Excerpted text.

• • • • • • •

Information about regional nurseries is surprisingly hard to
come by. When it comes to sourcing good plants in a
particular locale, most garden manuals—whether for dream
gardens or dirt gardens—leave gardeners adrift. We hope to
fill the gap by publishing what amounts to field notes on
the nurseries we found while scouting around New York and
New Jersey for good plants.
Specialty
Nurseries of New York and New Jersey
American
horticulture was practically invented in New York and New
Jersey, and a close look at today’s nurseries suggests that
much is still being invented. Plant specialists are
horticulture’s advance men. With their energy and curiosity,
they do gardeners an immense service: they find, test, sort,
and grow great garden plants—some new, some just new to us.
As we discovered in researching plant sources, this region
is home to some of the smartest plantsmen and finest
nurseries in America.
Long
Island’s horticulture is as old as any in the country.
William Prince, America’s first nurseryman, started growing
fine plants 250 years ago on the flat sandy grounds of Long
Island—an area that still supports a vibrant green industry.

• • • • • • •

Records for this exercise.
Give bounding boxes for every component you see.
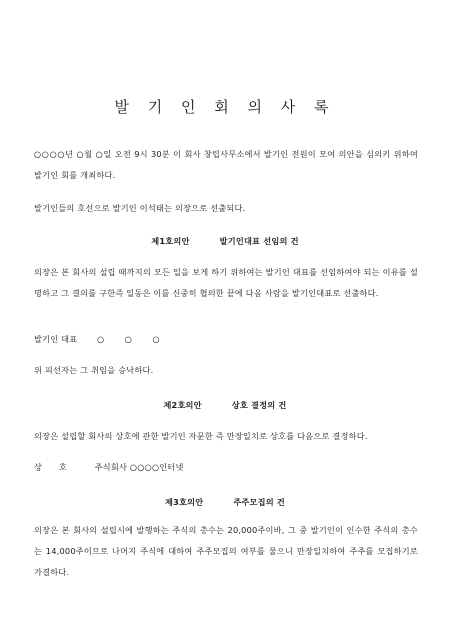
agenda-1-body: 의장은 본 회사의 설립 때까지의 모든 일을 보게 하기 위하여는 발기인 대표를 선임하여야 되는 이유를 설명하고 그 결의를 구한즉 일동은 이를 신중히 협의한 끝에 다음 사람을 발기인대표로 선출하다. (34, 267, 418, 298)
agenda-1-detail (34, 334, 169, 345)
agenda-1-after: 위 피선자는 그 취임을 승낙하다. (34, 365, 154, 375)
agenda-2-detail (34, 462, 184, 473)
agenda-2-subject: 상호 결정의 건 (231, 400, 287, 410)
election-paragraph: 발기인들의 호선으로 발기인 이석태는 의장으로 선출되다. (34, 203, 246, 213)
agenda-1-detail-value: ○ ○ ○ (96, 334, 169, 344)
agenda-1-subject: 발기인대표 선임의 건 (219, 236, 299, 246)
agenda-1-number: 제1호의안 (151, 236, 190, 246)
agenda-2-detail-value: 주식회사 ○○○○인터넷 (94, 462, 184, 472)
agenda-3-body: 의장은 본 회사의 설립시에 발행하는 주식의 총수는 20,000주이바, 그 중 발기인이 인수한 주식의 총수는 14,000주이므로 나머지 주식에 대하여 주주모집의 여부를 물으니 만장일치하여 주주를 모집하기로 가결하다. (34, 525, 418, 577)
agenda-2-number: 제2호의안 (163, 400, 202, 410)
agenda-2-heading (0, 400, 450, 411)
opening-paragraph: ○○○○년 ○월 ○일 오전 9시 30분 이 회사 창립사무소에서 발기인 전원이 모여 의안을 심의키 위하여 발기인 회를 개최하다. (34, 149, 418, 180)
agenda-1-detail-label: 발기인 대표 (34, 334, 78, 344)
document-title: 발 기 인 회 의 사 록 (114, 98, 336, 116)
agenda-3-number: 제3호의안 (164, 497, 204, 507)
agenda-3-heading (0, 497, 450, 508)
agenda-2-body: 의장은 설립할 회사의 상호에 관한 발기인 자문한 즉 만장일치로 상호를 다음으로 결정하다. (34, 431, 368, 441)
agenda-1-heading (0, 236, 450, 247)
agenda-3-subject: 주주모집의 건 (233, 497, 286, 507)
agenda-2-detail-label: 상 호 (34, 462, 68, 472)
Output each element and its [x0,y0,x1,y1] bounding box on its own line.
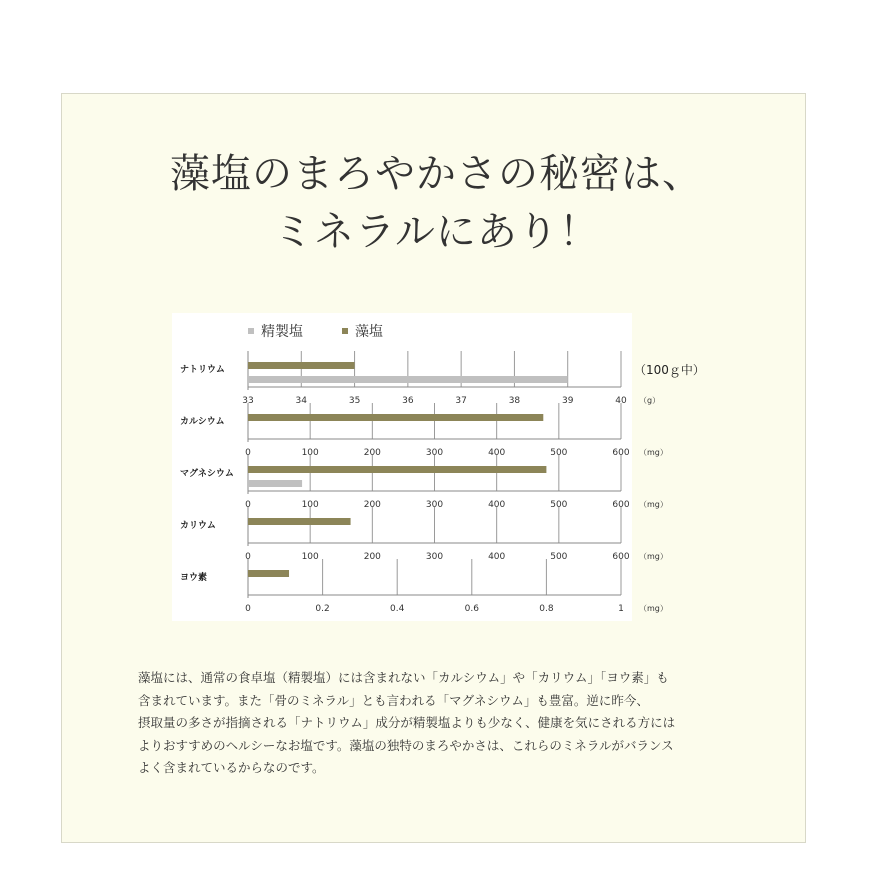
tick-label: 600 [612,448,630,458]
category-label: マグネシウム [180,469,234,479]
description-line: よりおすすめのヘルシーなお塩です。藻塩の独特のまろやかさは、これらのミネラルがバランス [138,737,674,753]
tick-label: 0.6 [464,604,479,614]
headline [0,145,873,261]
per-100g-note: （100ｇ中） [634,363,705,377]
headline-line-2: ミネラルにあり！ [273,209,600,255]
category-label: カルシウム [180,417,225,427]
bar-refined-salt [248,376,568,383]
bar-moshio [248,466,546,473]
tick-label: 39 [561,396,574,406]
tick-label: 38 [508,396,521,406]
unit-label: （mg） [639,500,668,509]
tick-label: 300 [425,500,444,510]
legend-swatch [342,328,348,334]
legend-swatch [248,328,254,334]
tick-label: 40 [615,396,627,406]
tick-label: 0 [245,604,251,614]
bar-moshio [248,362,355,369]
category-label: ナトリウム [180,365,225,375]
category-label: カリウム [180,521,216,531]
tick-label: 500 [550,552,568,562]
legend-label: 藻塩 [355,324,383,340]
tick-label: 1 [618,604,624,614]
tick-label: 0.2 [315,604,330,614]
tick-label: 200 [363,500,381,510]
legend-label: 精製塩 [261,324,303,340]
description-line: 藻塩には、通常の食卓塩（精製塩）には含まれない「カルシウム」や「カリウム」「ヨウ素」も [138,670,669,685]
tick-label: 100 [301,500,319,510]
tick-label: 34 [295,396,308,406]
tick-label: 0.4 [390,604,405,614]
unit-label: （mg） [639,552,668,561]
tick-label: 600 [612,552,630,562]
tick-label: 500 [550,500,568,510]
tick-label: 200 [363,448,381,458]
unit-label: （mg） [639,448,668,457]
bar-moshio [248,518,351,525]
unit-label: （mg） [639,604,668,613]
tick-label: 0 [245,448,251,458]
tick-label: 500 [550,448,568,458]
tick-label: 200 [363,552,381,562]
description-line: 摂取量の多さが指摘される「ナトリウム」成分が精製塩よりも少なく、健康を気にされる方には [138,715,676,730]
tick-label: 400 [488,448,506,458]
unit-label: （g） [639,396,661,405]
description-text [138,667,738,780]
tick-label: 600 [612,500,630,510]
bar-moshio [248,570,289,577]
category-label: ヨウ素 [180,573,208,583]
tick-label: 100 [301,448,319,458]
bar-refined-salt [248,480,302,487]
tick-label: 300 [425,552,444,562]
tick-label: 35 [348,396,361,406]
description-line: 含まれています。また「骨のミネラル」とも言われる「マグネシウム」も豊富。逆に昨今、 [138,692,649,708]
tick-label: 36 [402,396,414,406]
mineral-chart-svg [172,313,705,621]
tick-label: 0 [245,500,251,510]
tick-label: 37 [455,396,467,406]
tick-label: 0.8 [539,604,554,614]
tick-label: 300 [425,448,444,458]
description-line: よく含まれているからなのです。 [138,760,325,775]
tick-label: 0 [245,552,251,562]
tick-label: 100 [301,552,319,562]
headline-line-1: 藻塩のまろやかさの秘密は、 [170,151,703,197]
tick-label: 400 [488,552,506,562]
bar-moshio [248,414,543,421]
mineral-chart [172,313,705,621]
tick-label: 33 [242,396,254,406]
tick-label: 400 [488,500,506,510]
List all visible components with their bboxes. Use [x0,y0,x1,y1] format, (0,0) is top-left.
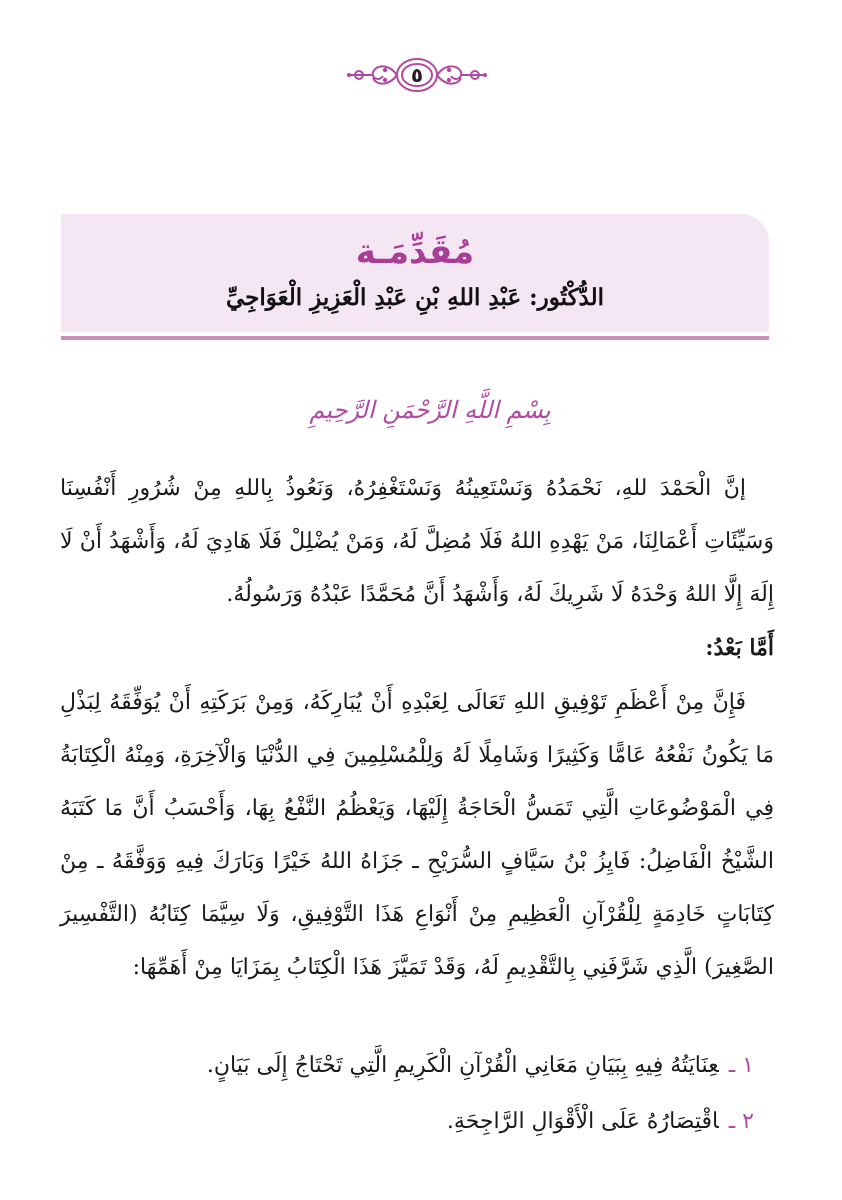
main-paragraph: فَإِنَّ مِنْ أَعْظَمِ تَوْفِيقِ اللهِ تَعَالَى لِعَبْدِهِ أَنْ يُبَارِكَهُ، وَمِنْ بَرَكَتِهِ أَنْ يُوَفِّقَهُ لِبَذْلِ مَا يَكُونُ نَفْعُهُ عَامًّا وَكَثِيرًا وَشَامِلًا لَهُ وَلِلْمُسْلِمِينَ فِي الدُّنْيَا وَالْآخِرَةِ، وَمِنْهُ الْكِتَابَةُ فِي الْمَوْضُوعَاتِ الَّتِي تَمَسُّ الْحَاجَةُ إِلَيْهَا، وَيَعْظُمُ النَّفْعُ بِهَا، وَأَحْسَبُ أَنَّ مَا كَتَبَهُ الشَّيْخُ الْفَاضِلُ: فَايِزُ بْنُ سَيَّافٍ السُّرَيْحِ ـ جَزَاهُ اللهُ خَيْرًا وَبَارَكَ فِيهِ وَوَفَّقَهُ ـ مِنْ كِتَابَاتٍ خَادِمَةٍ لِلْقُرْآنِ الْعَظِيمِ مِنْ أَنْوَاعِ هَذَا التَّوْفِيقِ، وَلَا سِيَّمَا كِتَابُهُ (التَّفْسِيرَ الصَّغِيرَ) الَّذِي شَرَّفَنِي بِالتَّقْدِيمِ لَهُ، وَقَدْ تَمَيَّزَ هَذَا الْكِتَابُ بِمَزَايَا مِنْ أَهَمِّهَا: [60,690,774,980]
list-item [60,1038,774,1094]
list-item [60,1094,774,1150]
page-number-ornament [345,52,489,98]
intro-paragraph: إنَّ الْحَمْدَ للهِ، نَحْمَدُهُ وَنَسْتَعِينُهُ وَنَسْتَغْفِرُهُ، وَنَعُوذُ بِاللهِ مِنْ شُرُورِ أَنْفُسِنَا وَسَيِّئَاتِ أَعْمَالِنَا، مَنْ يَهْدِهِ اللهُ فَلَا مُضِلَّ لَهُ، وَمَنْ يُضْلِلْ فَلَا هَادِيَ لَهُ، وَأَشْهَدُ أَنْ لَا إِلَهَ إِلَّا اللهُ وَحْدَهُ لَا شَرِيكَ لَهُ، وَأَشْهَدُ أَنَّ مُحَمَّدًا عَبْدُهُ وَرَسُولُهُ. [60,476,774,607]
features-list [60,1038,774,1150]
list-item-number: ٢ ـ [728,1109,754,1134]
amma-baad-heading: أَمَّا بَعْدُ: [705,635,774,661]
list-item-text: اقْتِصَارُهُ عَلَى الْأَقْوَالِ الرَّاجِحَةِ. [446,1109,719,1134]
basmala-calligraphy: بِسْمِ اللَّهِ الرَّحْمَنِ الرَّحِيمِ [309,396,551,424]
list-item-number: ١ ـ [728,1053,754,1078]
author-name: الدُّكْتُور: عَبْدِ اللهِ بْنِ عَبْدِ الْعَزِيزِ الْعَوَاجِيِّ [225,284,605,311]
page-number: ٥ [410,63,424,87]
list-item-text: عِنَايَتُهُ فِيهِ بِبَيَانِ مَعَانِي الْقُرْآنِ الْكَرِيمِ الَّتِي تَحْتَاجُ إِلَى بَيَانٍ. [206,1053,719,1078]
section-heading-box [61,214,769,332]
section-title: مُقَدِّمَـة [355,232,475,272]
heading-divider [61,336,769,340]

• • • • • • •

Exercise tasks.
1. Retype the passage of the text on specialty nurseries from "As we discovered" to "in the country.", precisely as it appears.
2. From the listing, echo verbatim the lines running from the line with "agenda-1-body: 의장은 본" to the line with "agenda-1-detail-value: ○ ○", both of those lines included.

Worked answers.
1.
As we discovered in researching plant sources, this region
is home to some of the smartest plantsmen and finest
nurseries in America.
Long
Island’s horticulture is as old as any in the country.

2.
agenda-1-body: 의장은 본 회사의 설립 때까지의 모든 일을 보게 하기 위하여는 발기인 대표를 선임하여야 되는 이유를 설명하고 그 결의를 구한즉 일동은 이를 신중히 협의한 끝에 다음 사람을 발기인대표로 선출하다. (34, 267, 418, 298)
agenda-1-detail (34, 334, 169, 345)
agenda-1-after: 위 피선자는 그 취임을 승낙하다. (34, 365, 154, 375)
agenda-2-detail (34, 462, 184, 473)
agenda-2-subject: 상호 결정의 건 (231, 400, 287, 410)
election-paragraph: 발기인들의 호선으로 발기인 이석태는 의장으로 선출되다. (34, 203, 246, 213)
agenda-1-detail-value: ○ ○ ○ (96, 334, 169, 344)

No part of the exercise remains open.